▼

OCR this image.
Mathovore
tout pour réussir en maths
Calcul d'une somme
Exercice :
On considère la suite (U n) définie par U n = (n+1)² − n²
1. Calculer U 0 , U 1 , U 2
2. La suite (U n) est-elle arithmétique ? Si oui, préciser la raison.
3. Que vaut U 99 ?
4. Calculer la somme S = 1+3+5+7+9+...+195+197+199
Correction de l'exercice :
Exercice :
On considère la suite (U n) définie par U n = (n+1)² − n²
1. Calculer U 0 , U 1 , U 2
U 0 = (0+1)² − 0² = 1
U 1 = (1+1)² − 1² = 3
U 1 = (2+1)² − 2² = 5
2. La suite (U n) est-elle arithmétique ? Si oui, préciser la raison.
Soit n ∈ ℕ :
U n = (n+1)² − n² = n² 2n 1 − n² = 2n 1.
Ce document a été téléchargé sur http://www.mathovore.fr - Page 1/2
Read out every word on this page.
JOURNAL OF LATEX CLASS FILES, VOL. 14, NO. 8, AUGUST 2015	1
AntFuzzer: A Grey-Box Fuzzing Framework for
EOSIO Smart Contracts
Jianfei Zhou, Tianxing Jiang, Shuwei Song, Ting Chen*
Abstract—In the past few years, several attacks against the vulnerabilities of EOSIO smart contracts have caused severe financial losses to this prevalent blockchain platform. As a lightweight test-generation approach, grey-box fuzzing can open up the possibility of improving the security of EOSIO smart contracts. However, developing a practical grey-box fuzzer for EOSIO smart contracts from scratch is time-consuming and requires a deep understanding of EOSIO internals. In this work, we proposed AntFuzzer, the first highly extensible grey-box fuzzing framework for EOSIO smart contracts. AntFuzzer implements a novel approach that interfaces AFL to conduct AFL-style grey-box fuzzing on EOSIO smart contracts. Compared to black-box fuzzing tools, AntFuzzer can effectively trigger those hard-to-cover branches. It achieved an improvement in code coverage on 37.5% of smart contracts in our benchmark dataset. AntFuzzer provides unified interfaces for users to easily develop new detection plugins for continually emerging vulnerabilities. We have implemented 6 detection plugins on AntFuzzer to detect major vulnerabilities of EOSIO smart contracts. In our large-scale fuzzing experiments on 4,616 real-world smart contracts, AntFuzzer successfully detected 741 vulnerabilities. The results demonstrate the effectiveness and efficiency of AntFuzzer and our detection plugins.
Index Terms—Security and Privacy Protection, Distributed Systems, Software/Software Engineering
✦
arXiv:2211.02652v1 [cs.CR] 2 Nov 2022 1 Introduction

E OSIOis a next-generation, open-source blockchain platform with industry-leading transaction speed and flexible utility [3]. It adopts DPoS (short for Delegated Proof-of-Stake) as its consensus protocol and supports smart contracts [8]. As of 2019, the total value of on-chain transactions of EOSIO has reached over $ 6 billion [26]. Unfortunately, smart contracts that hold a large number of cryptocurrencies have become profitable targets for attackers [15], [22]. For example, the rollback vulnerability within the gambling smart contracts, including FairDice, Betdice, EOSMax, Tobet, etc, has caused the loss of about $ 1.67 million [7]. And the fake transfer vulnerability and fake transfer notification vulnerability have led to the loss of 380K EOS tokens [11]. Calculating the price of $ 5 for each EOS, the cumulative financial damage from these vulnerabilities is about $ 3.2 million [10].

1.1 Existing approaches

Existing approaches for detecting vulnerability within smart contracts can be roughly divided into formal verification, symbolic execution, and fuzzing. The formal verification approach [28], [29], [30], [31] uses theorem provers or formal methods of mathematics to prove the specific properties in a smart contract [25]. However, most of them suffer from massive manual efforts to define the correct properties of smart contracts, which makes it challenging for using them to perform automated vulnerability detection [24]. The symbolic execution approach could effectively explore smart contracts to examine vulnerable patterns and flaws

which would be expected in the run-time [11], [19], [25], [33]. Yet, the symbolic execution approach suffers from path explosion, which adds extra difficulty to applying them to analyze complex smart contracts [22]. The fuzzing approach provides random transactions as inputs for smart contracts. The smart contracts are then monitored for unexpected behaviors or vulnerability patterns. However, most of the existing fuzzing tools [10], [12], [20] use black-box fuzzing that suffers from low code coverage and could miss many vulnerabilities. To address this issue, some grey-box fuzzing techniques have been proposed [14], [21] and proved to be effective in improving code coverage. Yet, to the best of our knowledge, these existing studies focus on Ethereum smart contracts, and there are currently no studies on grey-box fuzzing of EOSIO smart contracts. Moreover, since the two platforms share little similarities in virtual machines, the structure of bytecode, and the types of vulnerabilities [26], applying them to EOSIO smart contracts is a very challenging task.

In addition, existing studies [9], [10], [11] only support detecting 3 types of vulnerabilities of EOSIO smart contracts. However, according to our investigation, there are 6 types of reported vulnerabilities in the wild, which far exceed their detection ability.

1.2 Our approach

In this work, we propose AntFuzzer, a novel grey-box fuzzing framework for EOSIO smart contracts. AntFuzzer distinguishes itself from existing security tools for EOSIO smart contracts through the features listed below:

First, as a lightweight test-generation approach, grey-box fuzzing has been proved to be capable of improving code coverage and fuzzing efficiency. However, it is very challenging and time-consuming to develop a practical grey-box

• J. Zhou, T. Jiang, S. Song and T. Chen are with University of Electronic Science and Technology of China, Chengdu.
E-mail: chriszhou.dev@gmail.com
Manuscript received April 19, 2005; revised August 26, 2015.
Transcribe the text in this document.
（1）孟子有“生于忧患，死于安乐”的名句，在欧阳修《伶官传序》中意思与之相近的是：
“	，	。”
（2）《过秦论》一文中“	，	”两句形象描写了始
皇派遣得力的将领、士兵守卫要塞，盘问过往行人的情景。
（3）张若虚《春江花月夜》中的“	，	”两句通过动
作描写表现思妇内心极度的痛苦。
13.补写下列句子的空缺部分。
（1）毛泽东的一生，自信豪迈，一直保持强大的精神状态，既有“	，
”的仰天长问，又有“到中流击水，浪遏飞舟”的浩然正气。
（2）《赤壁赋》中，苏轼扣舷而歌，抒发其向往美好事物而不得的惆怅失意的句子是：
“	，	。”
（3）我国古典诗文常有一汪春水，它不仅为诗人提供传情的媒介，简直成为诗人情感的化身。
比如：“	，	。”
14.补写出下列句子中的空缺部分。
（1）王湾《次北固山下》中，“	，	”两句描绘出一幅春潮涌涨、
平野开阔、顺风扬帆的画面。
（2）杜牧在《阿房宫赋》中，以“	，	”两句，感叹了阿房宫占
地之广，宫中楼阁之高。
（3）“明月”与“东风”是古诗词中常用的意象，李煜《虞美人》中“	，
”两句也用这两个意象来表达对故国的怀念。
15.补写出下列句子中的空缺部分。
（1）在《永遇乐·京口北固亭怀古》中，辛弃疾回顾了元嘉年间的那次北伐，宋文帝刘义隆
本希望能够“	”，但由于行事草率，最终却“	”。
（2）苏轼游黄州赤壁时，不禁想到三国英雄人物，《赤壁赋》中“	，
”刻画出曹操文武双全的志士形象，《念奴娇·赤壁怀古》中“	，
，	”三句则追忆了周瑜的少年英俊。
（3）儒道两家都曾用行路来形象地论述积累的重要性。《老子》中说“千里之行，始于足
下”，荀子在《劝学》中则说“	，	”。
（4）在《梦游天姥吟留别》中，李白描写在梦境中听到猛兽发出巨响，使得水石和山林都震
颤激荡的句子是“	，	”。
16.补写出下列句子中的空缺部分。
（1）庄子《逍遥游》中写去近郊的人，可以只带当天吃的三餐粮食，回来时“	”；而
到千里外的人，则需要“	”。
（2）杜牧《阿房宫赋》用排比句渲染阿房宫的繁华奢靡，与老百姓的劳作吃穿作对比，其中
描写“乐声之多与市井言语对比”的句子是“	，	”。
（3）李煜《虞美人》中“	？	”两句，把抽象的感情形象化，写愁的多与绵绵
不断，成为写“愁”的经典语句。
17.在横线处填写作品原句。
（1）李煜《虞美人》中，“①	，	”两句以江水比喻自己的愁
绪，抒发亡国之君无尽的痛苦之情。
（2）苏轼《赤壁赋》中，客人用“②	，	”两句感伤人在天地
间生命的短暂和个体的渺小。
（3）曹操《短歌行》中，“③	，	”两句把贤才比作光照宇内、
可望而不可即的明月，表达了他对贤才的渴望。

▲

## [Required work]
Which lines hold the word "studies"? Show each one.

## [Result]
which would be expected in the run-time [11], [19], [25], [33]. Yet, the symbolic execution approach suffers from path explosion, which adds extra difficulty to applying them to analyze complex smart contracts [22]. The fuzzing approach provides random transactions as inputs for smart contracts. The smart contracts are then monitored for unexpected behaviors or vulnerability patterns. However, most of the existing fuzzing tools [10], [12], [20] use black-box fuzzing that suffers from low code coverage and could miss many vulnerabilities. To address this issue, some grey-box fuzzing techniques have been proposed [14], [21] and proved to be effective in improving code coverage. Yet, to the best of our knowledge, these existing studies focus on Ethereum smart contracts, and there are currently no studies on grey-box fuzzing of EOSIO smart contracts. Moreover, since the two platforms share little similarities in virtual machines, the structure of bytecode, and the types of vulnerabilities [26], applying them to EOSIO smart contracts is a very challenging task.
In addition, existing studies [9], [10], [11] only support detecting 3 types of vulnerabilities of EOSIO smart contracts. However, according to our investigation, there are 6 types of reported vulnerabilities in the wild, which far exceed their detection ability.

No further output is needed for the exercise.